> **Excerpt to read**
━━━━━━━━

Entertainment Movies

Kurt Russell talks 'Deepwater Horizon', 'Guardians of the Galaxy Vol. 2' and being a designated hitter

By Jim Slotek, Postmedia Network

Kurt Russell at the TIFF premiere of 'Deepwater Horizon.' (WENN.com)

Kurt Russell at the TIFF premiere of 'Deepwater Horizon.' (WENN.com)

On April 20, 2010, Jimmy Harrell – installation manager of the Gulf Coast offshore drilling ship Deepwater Horizon – was showering as a methane-fueled hell broke loose.

The opening blast of what would be the oil industry’s worst ecological disaster blew Harrell through the air, bleeding, naked and blinded.

I suggest to Kurt Russell, who plays “Mr. Jimmy” in the real-life disaster film Deepwater Horizon, that it’s a particularly memorable action scene in his career.

“I guess it kind of belongs on the highlight reel,” Russell agrees.

“That’s (Russell’s stunt double) John Casino flying through the air. And there was a series of (CGI) shots. I tell you, it’s a lot easier today than it used to be. CGI does make a difference. You can do some things without having to physically do what you used to.”

As we speak prior to the film’s debut at the Toronto International Film Festival, Russell is suffering from a cold that’s stayed with him from the U.K. (where his latest action turn, in Guardians of the Galaxy Vol. 2 was filmed). He apologizes for coughing, but even sick, he’s a pretty impressive 65.

Add him to the list of sexagenarian action stars like Liam Neeson and Bruce Willis. Russell also recently wrapped a second go-round for his character “Mr. Nobody” in the Fast & Furious sequel Fast 8. He likens himself to a designated hitter.

━━━━━━━━

> **Entries**
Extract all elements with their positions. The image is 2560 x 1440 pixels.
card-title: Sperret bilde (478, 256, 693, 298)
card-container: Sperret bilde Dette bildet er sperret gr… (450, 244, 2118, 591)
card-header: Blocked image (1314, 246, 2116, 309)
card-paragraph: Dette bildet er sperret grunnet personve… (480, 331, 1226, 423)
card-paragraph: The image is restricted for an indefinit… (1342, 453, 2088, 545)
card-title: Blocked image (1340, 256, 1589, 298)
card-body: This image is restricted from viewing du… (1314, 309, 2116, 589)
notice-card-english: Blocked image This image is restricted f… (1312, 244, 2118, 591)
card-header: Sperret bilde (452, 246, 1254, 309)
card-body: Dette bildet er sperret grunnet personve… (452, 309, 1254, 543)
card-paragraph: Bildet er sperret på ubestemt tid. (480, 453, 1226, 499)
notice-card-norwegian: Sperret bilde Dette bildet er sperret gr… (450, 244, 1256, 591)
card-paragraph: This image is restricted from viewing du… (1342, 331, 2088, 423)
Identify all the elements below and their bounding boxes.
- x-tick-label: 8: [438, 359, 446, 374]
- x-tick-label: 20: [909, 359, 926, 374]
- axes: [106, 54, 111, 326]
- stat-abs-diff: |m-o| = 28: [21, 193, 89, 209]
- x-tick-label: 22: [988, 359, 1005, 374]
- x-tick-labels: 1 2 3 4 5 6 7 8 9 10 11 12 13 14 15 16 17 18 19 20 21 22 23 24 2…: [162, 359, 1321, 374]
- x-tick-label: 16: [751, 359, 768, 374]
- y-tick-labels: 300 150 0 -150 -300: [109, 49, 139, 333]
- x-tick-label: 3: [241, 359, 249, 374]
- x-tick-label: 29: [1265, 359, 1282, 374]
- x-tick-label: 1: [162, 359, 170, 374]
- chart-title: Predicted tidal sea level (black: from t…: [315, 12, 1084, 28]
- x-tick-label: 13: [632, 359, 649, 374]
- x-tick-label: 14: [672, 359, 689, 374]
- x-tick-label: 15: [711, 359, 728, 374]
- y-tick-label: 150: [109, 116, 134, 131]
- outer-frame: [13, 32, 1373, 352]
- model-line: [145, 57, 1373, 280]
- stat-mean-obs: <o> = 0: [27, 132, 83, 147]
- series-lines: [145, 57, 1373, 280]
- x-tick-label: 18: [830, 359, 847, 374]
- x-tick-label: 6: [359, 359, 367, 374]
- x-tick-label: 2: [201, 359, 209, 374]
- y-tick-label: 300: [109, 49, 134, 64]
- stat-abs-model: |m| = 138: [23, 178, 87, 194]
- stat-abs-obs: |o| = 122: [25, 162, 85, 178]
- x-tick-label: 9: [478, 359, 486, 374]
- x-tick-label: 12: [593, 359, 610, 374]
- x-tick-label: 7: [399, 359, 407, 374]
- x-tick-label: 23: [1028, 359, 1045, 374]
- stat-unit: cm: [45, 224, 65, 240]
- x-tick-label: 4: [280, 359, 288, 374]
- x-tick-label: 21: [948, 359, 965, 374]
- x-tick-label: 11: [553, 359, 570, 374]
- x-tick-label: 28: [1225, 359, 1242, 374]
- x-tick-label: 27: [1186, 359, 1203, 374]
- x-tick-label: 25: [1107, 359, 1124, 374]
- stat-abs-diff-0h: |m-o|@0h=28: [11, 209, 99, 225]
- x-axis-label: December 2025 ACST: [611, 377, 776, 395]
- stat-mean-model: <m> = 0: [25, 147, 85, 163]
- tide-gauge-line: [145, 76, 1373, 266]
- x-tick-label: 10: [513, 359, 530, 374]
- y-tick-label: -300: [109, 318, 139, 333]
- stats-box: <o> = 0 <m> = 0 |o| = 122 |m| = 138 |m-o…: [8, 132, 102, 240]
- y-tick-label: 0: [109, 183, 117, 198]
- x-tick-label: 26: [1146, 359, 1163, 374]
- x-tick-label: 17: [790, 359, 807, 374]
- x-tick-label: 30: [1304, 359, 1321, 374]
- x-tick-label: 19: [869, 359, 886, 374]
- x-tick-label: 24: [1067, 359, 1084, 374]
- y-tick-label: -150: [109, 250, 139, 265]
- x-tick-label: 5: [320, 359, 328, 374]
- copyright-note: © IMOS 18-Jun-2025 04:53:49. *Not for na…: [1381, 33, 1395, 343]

━━━━━━━━

> **Short problem A**
According to the Kurt Russell article, where was Guardians of the Galaxy Vol. 2 filmed?
> **Short problem B**
Summarize the Kurt Russell article in two sentences.
> **Short problem C**
Reproduce the stretch of the Kurt Russell article from "I suggest to" through "in his career.".
The listing comes from a different source than the Kurt Russell article.

> **Task output A**
It was filmed in the U.K.

> **Task output B**
Kurt Russell plays installation manager Jimmy Harrell in the disaster film Deepwater Horizon and agrees that the scene of Harrell being blown through the air belongs on his highlight reel, noting that CGI makes such scenes easier than they used to be. Interviewed before the film's Toronto International Film Festival debut, the 65-year-old is counted among sexagenarian action stars and has also worked recently on Guardians of the Galaxy Vol. 2 and Fast 8.

> **Task output C**
I suggest to Kurt Russell, who plays “Mr. Jimmy” in the real-life disaster film Deepwater Horizon, that it’s a particularly memorable action scene in his career.